(Recorded data)
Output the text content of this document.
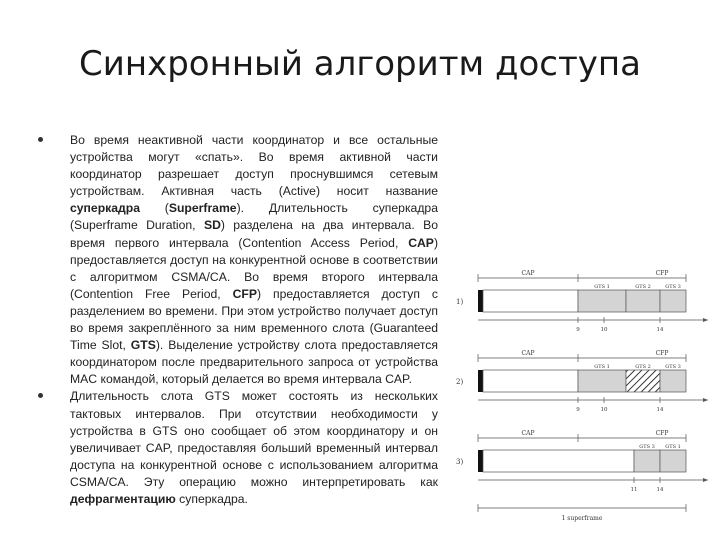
Синхронный алгоритм доступа
Во время неактивной части координатор и все остальные устройства могут «спать». Во время активной части координатор разрешает доступ проснувшимся сетевым устройствам. Активная часть (Active) носит название суперкадра (Superframe). Длительность суперкадра (Superframe Duration, SD) разделена на два интервала. Во время первого интервала (Contention Access Period, CAP) предоставляется доступ на конкурентной основе в соответствии с алгоритмом CSMA/CA. Во время второго интервала (Contention Free Period, CFP) предоставляется доступ с разделением во времени. При этом устройство получает доступ во время закреплённого за ним временного слота (Guaranteed Time Slot, GTS). Выделение устройству слота предоставляется координатором после предварительного запроса от устройства MAC командой, который делается во время интервала CAP.
Длительность слота GTS может состоять из нескольких тактовых интервалов. При отсутствии необходимости у устройства в GTS оно сообщает об этом координатору и он увеличивает CAP, предоставляя больший временный интервал доступа на конкурентной основе с использованием алгоритма CSMA/CA. Эту операцию можно интерпретировать как дефрагментацию суперкадра.
CAP	CFP
1)
GTS 1	GTS 2	GTS 3
9	10	14
CAP	CFP
2)
GTS 1	GTS 2	GTS 3
9	10	14
CAP	CFP
3)
GTS 3 GTS 1
11	14
1 superframe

### Request
Return all of the entries exactly as written, but drop any pictures they hold.

### Solution to the problem
Output the text content of this document.
Синхронный алгоритм доступа
Во время неактивной части координатор и все остальные устройства могут «спать». Во время активной части координатор разрешает доступ проснувшимся сетевым устройствам. Активная часть (Active) носит название суперкадра (Superframe). Длительность суперкадра (Superframe Duration, SD) разделена на два интервала. Во время первого интервала (Contention Access Period, CAP) предоставляется доступ на конкурентной основе в соответствии с алгоритмом CSMA/CA. Во время второго интервала (Contention Free Period, CFP) предоставляется доступ с разделением во времени. При этом устройство получает доступ во время закреплённого за ним временного слота (Guaranteed Time Slot, GTS). Выделение устройству слота предоставляется координатором после предварительного запроса от устройства MAC командой, который делается во время интервала CAP.
Длительность слота GTS может состоять из нескольких тактовых интервалов. При отсутствии необходимости у устройства в GTS оно сообщает об этом координатору и он увеличивает CAP, предоставляя больший временный интервал доступа на конкурентной основе с использованием алгоритма CSMA/CA. Эту операцию можно интерпретировать как дефрагментацию суперкадра.
CAP	CFP
1)
GTS 1	GTS 2	GTS 3
9	10	14
CAP	CFP
2)
GTS 1	GTS 2	GTS 3
9	10	14
CAP	CFP
3)
GTS 3 GTS 1
11	14
1 superframe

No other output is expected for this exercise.